Monitoramento do câncer de mama e de colo de útero é visto como prioridade por profissionais de saúde
Como parte das atividades do Outubro Rosa, gestoras e profissionais de saúde da Área Técnica de Saúde da Mulher da Secretaria de Estado de Saúde (SES-RJ) promoveram uma webinar para discutir a prevenção e o monitoramento dos cânceres de mama e de colo de útero no estado do Rio. O encontro virtual, realizado nesta quinta-feira (08/10), possibilitou o diálogo sobre as medidas disponíveis na rede pública de saúde para atender as mulheres e levantar dados sobre essas doenças entre a população fluminense.
A coordenadora de Saúde da Mulher da SES-RJ, Leila Adesse, ressaltou a importância do acesso aos exames para o diagnóstico dessas enfermidades. No caso do câncer de mama, ela considera que o autoexame da mama não é suficiente para a detecção precisa de nódulos no tecido mamário. Ressaltou a importância da mamografia de rastreamento, que deve ser realizada entre as mulheres entre 50 e 69 anos uma vez a cada dois anos, já que esta é a melhor maneira de identificar precocemente qualquer alteração nas mamas.
Sobre o câncer do colo do útero, afirmou a necessidade de ampliar o rastreamento. Para isto, uma das alternativas da SES-RJ foi lançar uma nota técnica, no início deste ano, orientando as equipes de enfermagem da Atenção Primária de Saúde nos municípios a coletarem exames citopatológicos das mulheres atendidas. “Nossa área técnica continua se empenhando para atualizar essas informações. Precisamos considerar a magnitude epidemiológica social causada pelo câncer e tornar mais qualitativa, por exemplo, as consultas de pré-natal, trabalhando para termos o rastreamento desses pacientes incluído em nossos dados”, afirmou Leila.
Para a técnica da Coordenação de Saúde da Mulher, Maria do Espírito Santo Tavares, os cânceres de mama e de colo de útero precisam fazer parte do debate sobre a relação da mulher consigo mesma. “Durante um tempo largo, trabalhamos com o autoexame para a detecção do câncer de mama. O que nós desejamos é um conhecimento muito maior sobre nosso próprio corpo”, frisou. Santinha lembra que o câncer de mama é o mais incidente no Brasil, e o colo de útero é o terceiro mais incidente, sendo que, para este último, é possível constatar um recorte de classe, cor e gênero. “O câncer de colo de útero, no momento em que é detectado, tem cura, mas ele é mais recorrente na mulher pobre e negra. Essa é uma questão a ser analisada para conhecermos algumas realidades sociais.”

^^^^^^^^^^^^^^^^

[Solicitação de tarefa]:
Você pode transcrever o trecho do texto sobre o monitoramento dos cânceres de mama e de colo de útero, começando em "A coordenadora de" e terminando em "alteração nas mamas."? Os dados a seguir provêm de outra fonte.

^^^^^^^^^^^^^^^^

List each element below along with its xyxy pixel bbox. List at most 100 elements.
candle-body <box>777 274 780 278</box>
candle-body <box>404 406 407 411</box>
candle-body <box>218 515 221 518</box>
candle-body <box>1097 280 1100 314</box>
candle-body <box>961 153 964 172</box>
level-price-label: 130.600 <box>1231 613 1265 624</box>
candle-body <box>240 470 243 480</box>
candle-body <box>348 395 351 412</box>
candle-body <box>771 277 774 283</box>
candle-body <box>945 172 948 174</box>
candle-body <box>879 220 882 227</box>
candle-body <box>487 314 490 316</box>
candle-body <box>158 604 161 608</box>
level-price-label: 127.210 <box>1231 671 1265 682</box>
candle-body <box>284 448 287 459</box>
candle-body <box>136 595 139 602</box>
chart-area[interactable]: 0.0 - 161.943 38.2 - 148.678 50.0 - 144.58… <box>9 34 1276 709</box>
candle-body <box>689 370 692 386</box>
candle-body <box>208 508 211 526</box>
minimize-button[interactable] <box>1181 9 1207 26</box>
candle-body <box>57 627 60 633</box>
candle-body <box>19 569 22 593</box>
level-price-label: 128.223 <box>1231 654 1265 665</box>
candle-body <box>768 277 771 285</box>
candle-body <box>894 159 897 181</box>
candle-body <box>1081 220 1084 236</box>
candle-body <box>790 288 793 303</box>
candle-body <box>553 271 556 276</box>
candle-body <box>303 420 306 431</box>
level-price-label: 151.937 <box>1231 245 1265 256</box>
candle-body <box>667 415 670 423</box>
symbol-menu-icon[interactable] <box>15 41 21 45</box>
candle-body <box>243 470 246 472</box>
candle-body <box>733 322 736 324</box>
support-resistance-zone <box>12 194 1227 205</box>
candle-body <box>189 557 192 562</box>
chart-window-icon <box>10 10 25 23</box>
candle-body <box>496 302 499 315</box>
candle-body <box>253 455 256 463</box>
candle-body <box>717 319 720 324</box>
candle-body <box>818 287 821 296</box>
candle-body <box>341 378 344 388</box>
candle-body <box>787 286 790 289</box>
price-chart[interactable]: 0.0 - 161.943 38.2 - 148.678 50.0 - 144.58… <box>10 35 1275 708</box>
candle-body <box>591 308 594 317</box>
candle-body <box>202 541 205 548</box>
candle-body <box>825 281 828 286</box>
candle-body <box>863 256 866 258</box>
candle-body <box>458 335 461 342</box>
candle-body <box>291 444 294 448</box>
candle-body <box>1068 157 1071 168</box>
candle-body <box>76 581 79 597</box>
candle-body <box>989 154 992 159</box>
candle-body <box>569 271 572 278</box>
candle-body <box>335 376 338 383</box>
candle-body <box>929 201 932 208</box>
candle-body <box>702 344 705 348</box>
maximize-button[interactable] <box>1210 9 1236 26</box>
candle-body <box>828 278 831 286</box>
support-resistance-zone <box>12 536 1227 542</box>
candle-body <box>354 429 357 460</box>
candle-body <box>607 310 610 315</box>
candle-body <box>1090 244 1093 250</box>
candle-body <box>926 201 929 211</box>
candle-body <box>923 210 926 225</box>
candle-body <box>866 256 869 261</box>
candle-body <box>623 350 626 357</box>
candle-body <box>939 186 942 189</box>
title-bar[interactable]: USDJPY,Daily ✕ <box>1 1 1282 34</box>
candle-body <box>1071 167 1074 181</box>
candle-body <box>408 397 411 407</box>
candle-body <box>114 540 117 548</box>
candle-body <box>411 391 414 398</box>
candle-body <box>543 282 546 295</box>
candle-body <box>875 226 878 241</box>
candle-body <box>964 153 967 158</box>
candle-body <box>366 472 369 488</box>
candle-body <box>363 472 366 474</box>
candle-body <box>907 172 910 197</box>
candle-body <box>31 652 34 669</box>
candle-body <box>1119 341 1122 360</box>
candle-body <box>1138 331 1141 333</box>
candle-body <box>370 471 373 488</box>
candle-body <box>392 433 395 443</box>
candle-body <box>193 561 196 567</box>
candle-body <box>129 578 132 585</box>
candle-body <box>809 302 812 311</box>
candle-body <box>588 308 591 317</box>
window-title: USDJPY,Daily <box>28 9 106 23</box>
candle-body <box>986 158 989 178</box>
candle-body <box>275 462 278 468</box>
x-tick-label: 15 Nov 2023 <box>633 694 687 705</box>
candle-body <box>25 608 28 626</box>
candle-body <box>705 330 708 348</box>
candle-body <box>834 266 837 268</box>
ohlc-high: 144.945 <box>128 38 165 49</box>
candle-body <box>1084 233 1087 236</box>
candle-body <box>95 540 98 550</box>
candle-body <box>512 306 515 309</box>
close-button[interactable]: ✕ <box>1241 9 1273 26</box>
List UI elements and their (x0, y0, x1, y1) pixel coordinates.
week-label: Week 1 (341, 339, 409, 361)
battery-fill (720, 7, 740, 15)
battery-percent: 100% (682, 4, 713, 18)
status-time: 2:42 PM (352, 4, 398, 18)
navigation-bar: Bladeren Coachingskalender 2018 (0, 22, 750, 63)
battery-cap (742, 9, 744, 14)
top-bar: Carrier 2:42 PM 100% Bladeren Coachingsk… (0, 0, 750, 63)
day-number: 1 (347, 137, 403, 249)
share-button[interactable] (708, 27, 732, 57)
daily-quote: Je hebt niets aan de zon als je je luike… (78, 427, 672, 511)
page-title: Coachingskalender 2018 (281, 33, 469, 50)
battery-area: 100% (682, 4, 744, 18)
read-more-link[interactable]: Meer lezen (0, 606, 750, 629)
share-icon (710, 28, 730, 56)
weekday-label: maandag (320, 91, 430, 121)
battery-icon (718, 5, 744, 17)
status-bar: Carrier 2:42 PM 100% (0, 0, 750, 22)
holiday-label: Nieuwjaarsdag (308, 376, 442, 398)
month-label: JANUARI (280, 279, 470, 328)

^^^^^^^^^^^^^^^^

[Resolução proposta]:
A coordenadora de Saúde da Mulher da SES-RJ, Leila Adesse, ressaltou a importância do acesso aos exames para o diagnóstico dessas enfermidades. No caso do câncer de mama, ela considera que o autoexame da mama não é suficiente para a detecção precisa de nódulos no tecido mamário. Ressaltou a importância da mamografia de rastreamento, que deve ser realizada entre as mulheres entre 50 e 69 anos uma vez a cada dois anos, já que esta é a melhor maneira de identificar precocemente qualquer alteração nas mamas.